[What needs to be done]: Without the images, print all the entries below exactly as given.

....................

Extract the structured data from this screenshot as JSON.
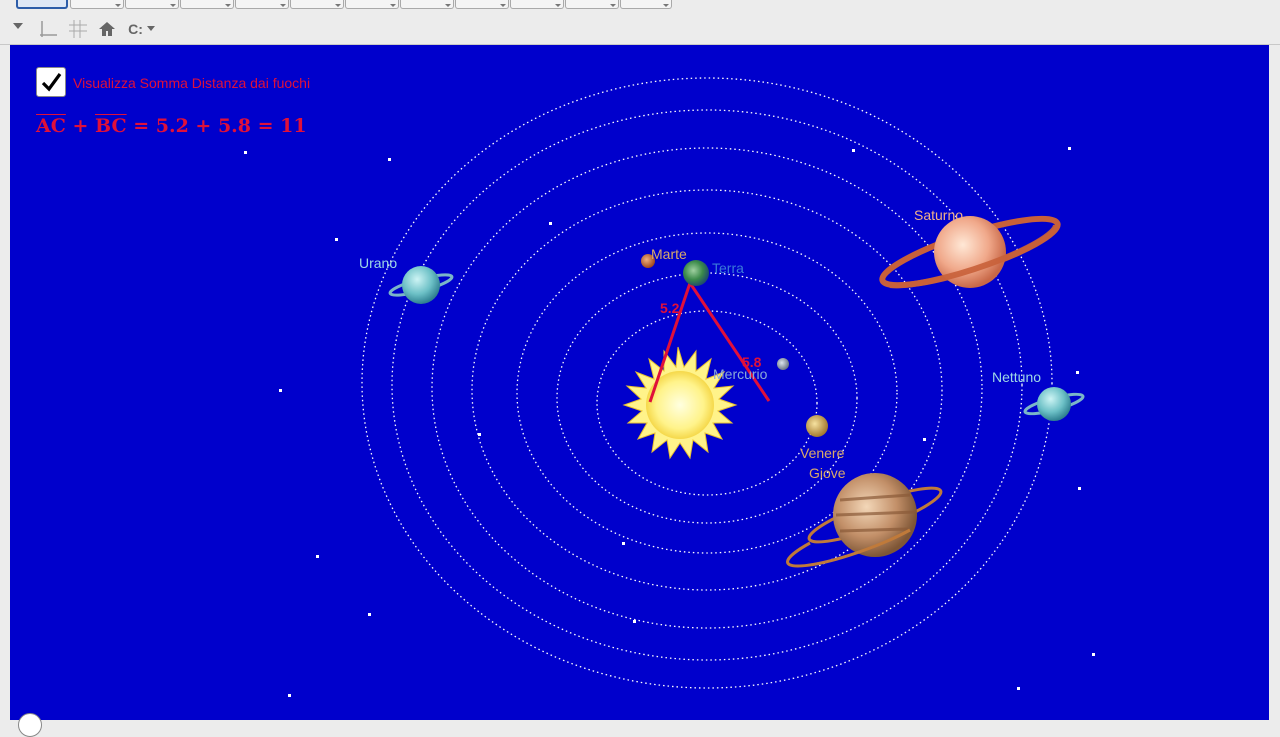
{
  "toolbar": {
    "tools": [
      "move",
      "point",
      "line",
      "perpendicular",
      "polygon",
      "circle",
      "ellipse",
      "angle",
      "reflect",
      "slider",
      "zoom"
    ]
  },
  "stylebar": {
    "items": [
      "axes",
      "grid",
      "home",
      "label-style"
    ],
    "label_style": "C:"
  },
  "canvas": {
    "background": "#0000cc",
    "checkbox_label": "Visualizza Somma Distanza dai fuochi",
    "checkbox_checked": true,
    "formula": {
      "seg1": "AC",
      "plus": "+",
      "seg2": "BC",
      "rest": "= 5.2 + 5.8 = 11"
    },
    "distance_labels": [
      "5.2",
      "5.8"
    ],
    "planets": {
      "mercurio": "Mercurio",
      "venere": "Venere",
      "terra": "Terra",
      "marte": "Marte",
      "giove": "Giove",
      "saturno": "Saturno",
      "urano": "Urano",
      "nettuno": "Nettuno"
    }
  },
  "colors": {
    "accent_red": "#e0103a",
    "orbit": "#ffffff",
    "sun": "#fff38a"
  }
}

....................

[Task solution]:
Extract the structured data from this screenshot as JSON.
{
  "toolbar": {
    "tools": [
      "move",
      "point",
      "line",
      "perpendicular",
      "polygon",
      "circle",
      "ellipse",
      "angle",
      "reflect",
      "slider",
      "zoom"
    ]
  },
  "stylebar": {
    "items": [
      "axes",
      "grid",
      "home",
      "label-style"
    ],
    "label_style": "C:"
  },
  "canvas": {
    "background": "#0000cc",
    "checkbox_label": "Visualizza Somma Distanza dai fuochi",
    "checkbox_checked": true,
    "formula": {
      "seg1": "AC",
      "plus": "+",
      "seg2": "BC",
      "rest": "= 5.2 + 5.8 = 11"
    },
    "distance_labels": [
      "5.2",
      "5.8"
    ],
    "planets": {
      "mercurio": "Mercurio",
      "venere": "Venere",
      "terra": "Terra",
      "marte": "Marte",
      "giove": "Giove",
      "saturno": "Saturno",
      "urano": "Urano",
      "nettuno": "Nettuno"
    }
  },
  "colors": {
    "accent_red": "#e0103a",
    "orbit": "#ffffff",
    "sun": "#fff38a"
  }
}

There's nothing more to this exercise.